◆ **Job**: Omit the pictures and output every entry below exactly as written.

◆ **Data shown**:
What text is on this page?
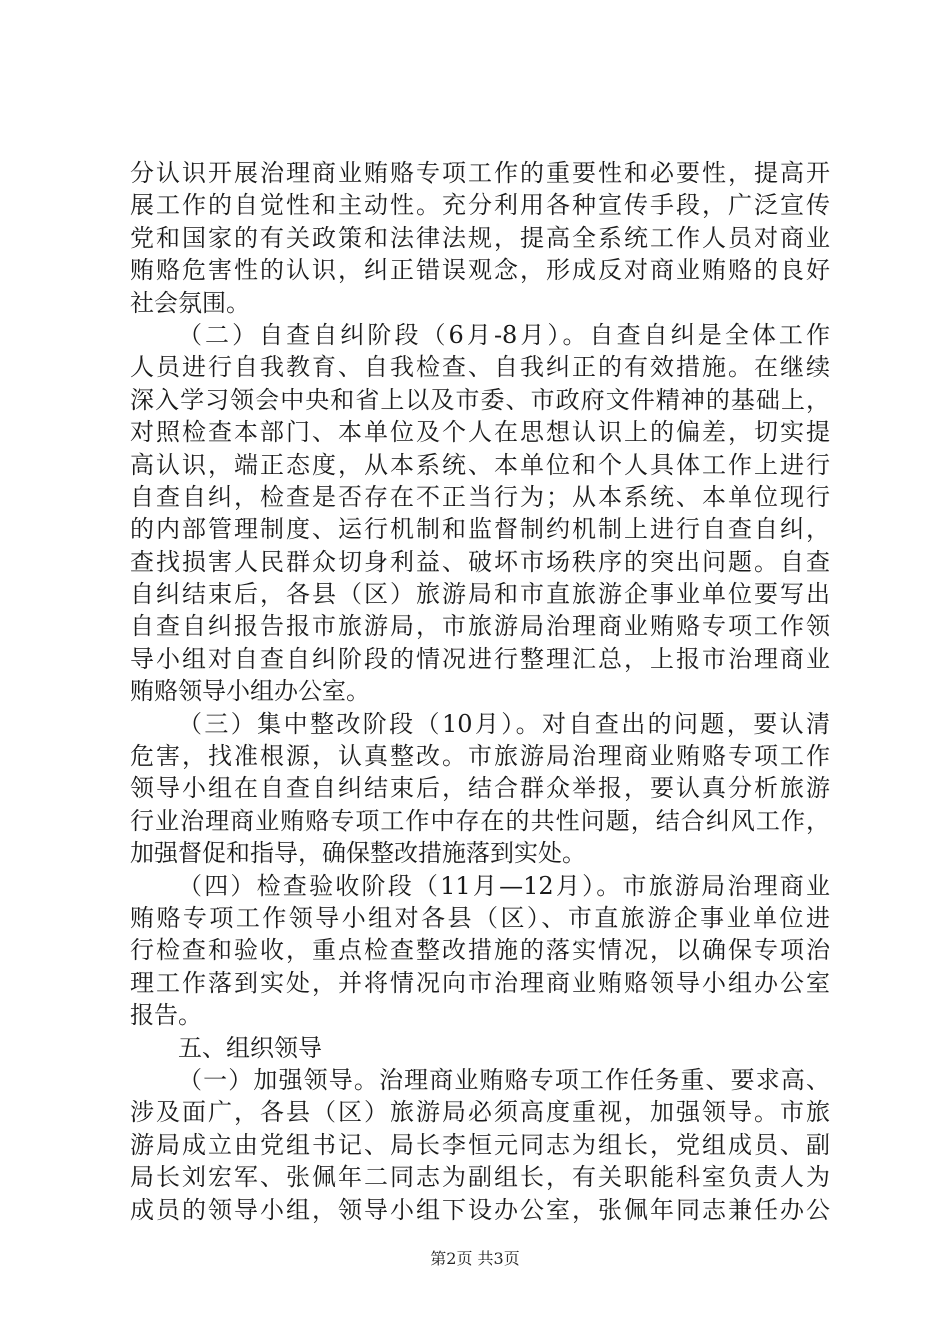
分认识开展治理商业贿赂专项工作的重要性和必要性，提高开
展工作的自觉性和主动性。充分利用各种宣传手段，广泛宣传
党和国家的有关政策和法律法规，提高全系统工作人员对商业
贿赂危害性的认识，纠正错误观念，形成反对商业贿赂的良好
社会氛围。
（二）自查自纠阶段（6月-8月）。自查自纠是全体工作
人员进行自我教育、自我检查、自我纠正的有效措施。在继续
深入学习领会中央和省上以及市委、市政府文件精神的基础上，
对照检查本部门、本单位及个人在思想认识上的偏差，切实提
高认识，端正态度，从本系统、本单位和个人具体工作上进行
自查自纠，检查是否存在不正当行为；从本系统、本单位现行
的内部管理制度、运行机制和监督制约机制上进行自查自纠，
查找损害人民群众切身利益、破坏市场秩序的突出问题。自查
自纠结束后，各县（区）旅游局和市直旅游企事业单位要写出
自查自纠报告报市旅游局，市旅游局治理商业贿赂专项工作领
导小组对自查自纠阶段的情况进行整理汇总，上报市治理商业
贿赂领导小组办公室。
（三）集中整改阶段（10月）。对自查出的问题，要认清
危害，找准根源，认真整改。市旅游局治理商业贿赂专项工作
领导小组在自查自纠结束后，结合群众举报，要认真分析旅游
行业治理商业贿赂专项工作中存在的共性问题，结合纠风工作，
加强督促和指导，确保整改措施落到实处。
（四）检查验收阶段（11月—12月）。市旅游局治理商业
贿赂专项工作领导小组对各县（区）、市直旅游企事业单位进
行检查和验收，重点检查整改措施的落实情况，以确保专项治
理工作落到实处，并将情况向市治理商业贿赂领导小组办公室
报告。
五、组织领导
（一）加强领导。治理商业贿赂专项工作任务重、要求高、
涉及面广，各县（区）旅游局必须高度重视，加强领导。市旅
游局成立由党组书记、局长李恒元同志为组长，党组成员、副
局长刘宏军、张佩年二同志为副组长，有关职能科室负责人为
成员的领导小组，领导小组下设办公室，张佩年同志兼任办公
第2页 共3页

◆ **The completed task**:
What text is on this page?
分认识开展治理商业贿赂专项工作的重要性和必要性，提高开
展工作的自觉性和主动性。充分利用各种宣传手段，广泛宣传
党和国家的有关政策和法律法规，提高全系统工作人员对商业
贿赂危害性的认识，纠正错误观念，形成反对商业贿赂的良好
社会氛围。
（二）自查自纠阶段（6月-8月）。自查自纠是全体工作
人员进行自我教育、自我检查、自我纠正的有效措施。在继续
深入学习领会中央和省上以及市委、市政府文件精神的基础上，
对照检查本部门、本单位及个人在思想认识上的偏差，切实提
高认识，端正态度，从本系统、本单位和个人具体工作上进行
自查自纠，检查是否存在不正当行为；从本系统、本单位现行
的内部管理制度、运行机制和监督制约机制上进行自查自纠，
查找损害人民群众切身利益、破坏市场秩序的突出问题。自查
自纠结束后，各县（区）旅游局和市直旅游企事业单位要写出
自查自纠报告报市旅游局，市旅游局治理商业贿赂专项工作领
导小组对自查自纠阶段的情况进行整理汇总，上报市治理商业
贿赂领导小组办公室。
（三）集中整改阶段（10月）。对自查出的问题，要认清
危害，找准根源，认真整改。市旅游局治理商业贿赂专项工作
领导小组在自查自纠结束后，结合群众举报，要认真分析旅游
行业治理商业贿赂专项工作中存在的共性问题，结合纠风工作，
加强督促和指导，确保整改措施落到实处。
（四）检查验收阶段（11月—12月）。市旅游局治理商业
贿赂专项工作领导小组对各县（区）、市直旅游企事业单位进
行检查和验收，重点检查整改措施的落实情况，以确保专项治
理工作落到实处，并将情况向市治理商业贿赂领导小组办公室
报告。
五、组织领导
（一）加强领导。治理商业贿赂专项工作任务重、要求高、
涉及面广，各县（区）旅游局必须高度重视，加强领导。市旅
游局成立由党组书记、局长李恒元同志为组长，党组成员、副
局长刘宏军、张佩年二同志为副组长，有关职能科室负责人为
成员的领导小组，领导小组下设办公室，张佩年同志兼任办公
第2页 共3页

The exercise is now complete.